• **Provided entries**
____________

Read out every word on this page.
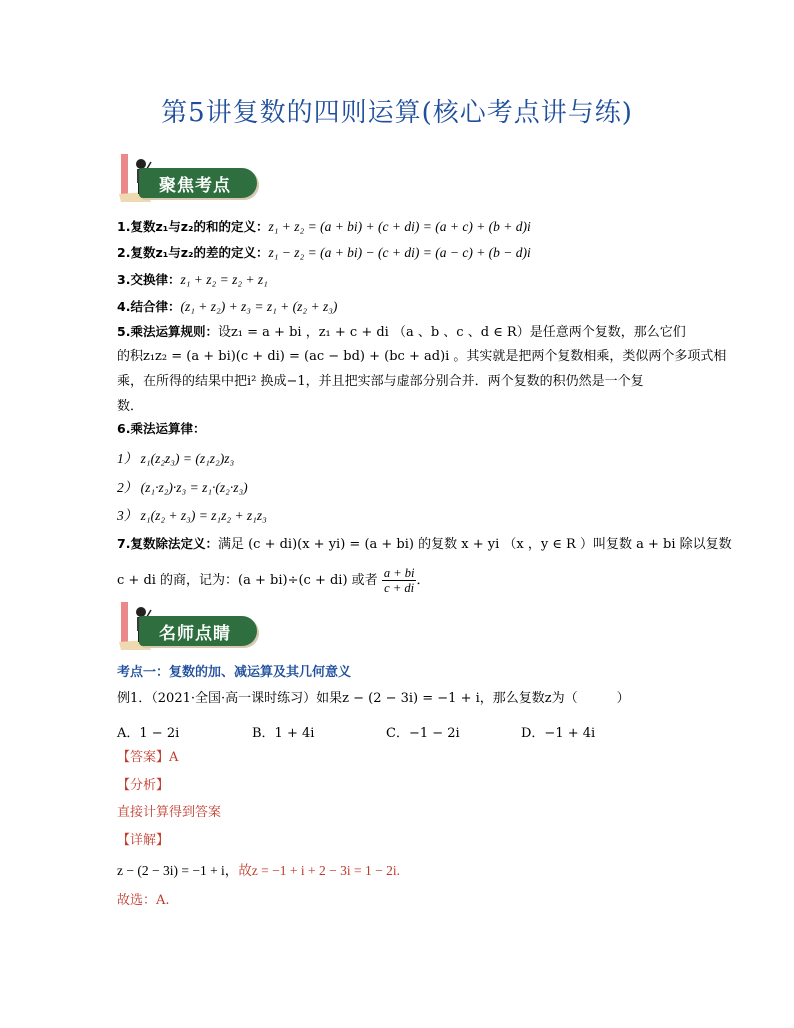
第5讲复数的四则运算(核心考点讲与练)
聚焦考点
1.复数z₁与z₂的和的定义：z₁ + z₂ = (a + bi) + (c + di) = (a + c) + (b + d)i
2.复数z₁与z₂的差的定义：z₁ − z₂ = (a + bi) − (c + di) = (a − c) + (b − d)i
3.交换律：z₁ + z₂ = z₂ + z₁
4.结合律：(z₁ + z₂) + z₃ = z₁ + (z₂ + z₃)
5.乘法运算规则：设z₁ = a + bi ，z₁ + c + di （a 、b 、c 、d ∈ R）是任意两个复数，那么它们
的积z₁z₂ = (a + bi)(c + di) = (ac − bd) + (bc + ad)i 。其实就是把两个复数相乘，类似两个多项式相
乘，在所得的结果中把i² 换成−1，并且把实部与虚部分别合并．两个复数的积仍然是一个复
数．
6.乘法运算律：
1） z₁(z₂z₃) = (z₁z₂)z₃
2） (z₁·z₂)·z₃ = z₁·(z₂·z₃)
3） z₁(z₂ + z₃) = z₁z₂ + z₁z₃
7.复数除法定义：满足 (c + di)(x + yi) = (a + bi) 的复数 x + yi （x ，y ∈ R ）叫复数 a + bi 除以复数
c + di 的商，记为：(a + bi)÷(c + di) 或者 $\frac{a + bi}{c + di}$ ．
名师点睛
考点一：复数的加、减运算及其几何意义
例1．（2021·全国·高一课时练习）如果z − (2 − 3i) = −1 + i，那么复数z为（　　　）
A．1 − 2i	B．1 + 4i	C．−1 − 2i	D．−1 + 4i
【答案】A
【分析】
直接计算得到答案
【详解】
z − (2 − 3i) = −1 + i，故z = −1 + i + 2 − 3i = 1 − 2i.
故选：A.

____________

• **Work to be completed**
Retype all of the entries exactly as written, leaving out any images.

• **Reply**
Read out every word on this page.
第5讲复数的四则运算(核心考点讲与练)
聚焦考点
1.复数z₁与z₂的和的定义：z₁ + z₂ = (a + bi) + (c + di) = (a + c) + (b + d)i
2.复数z₁与z₂的差的定义：z₁ − z₂ = (a + bi) − (c + di) = (a − c) + (b − d)i
3.交换律：z₁ + z₂ = z₂ + z₁
4.结合律：(z₁ + z₂) + z₃ = z₁ + (z₂ + z₃)
5.乘法运算规则：设z₁ = a + bi ，z₁ + c + di （a 、b 、c 、d ∈ R）是任意两个复数，那么它们
的积z₁z₂ = (a + bi)(c + di) = (ac − bd) + (bc + ad)i 。其实就是把两个复数相乘，类似两个多项式相
乘，在所得的结果中把i² 换成−1，并且把实部与虚部分别合并．两个复数的积仍然是一个复
数．
6.乘法运算律：
1） z₁(z₂z₃) = (z₁z₂)z₃
2） (z₁·z₂)·z₃ = z₁·(z₂·z₃)
3） z₁(z₂ + z₃) = z₁z₂ + z₁z₃
7.复数除法定义：满足 (c + di)(x + yi) = (a + bi) 的复数 x + yi （x ，y ∈ R ）叫复数 a + bi 除以复数
c + di 的商，记为：(a + bi)÷(c + di) 或者 $\frac{a + bi}{c + di}$ ．
名师点睛
考点一：复数的加、减运算及其几何意义
例1．（2021·全国·高一课时练习）如果z − (2 − 3i) = −1 + i，那么复数z为（　　　）
A．1 − 2i	B．1 + 4i	C．−1 − 2i	D．−1 + 4i
【答案】A
【分析】
直接计算得到答案
【详解】
z − (2 − 3i) = −1 + i，故z = −1 + i + 2 − 3i = 1 − 2i.
故选：A.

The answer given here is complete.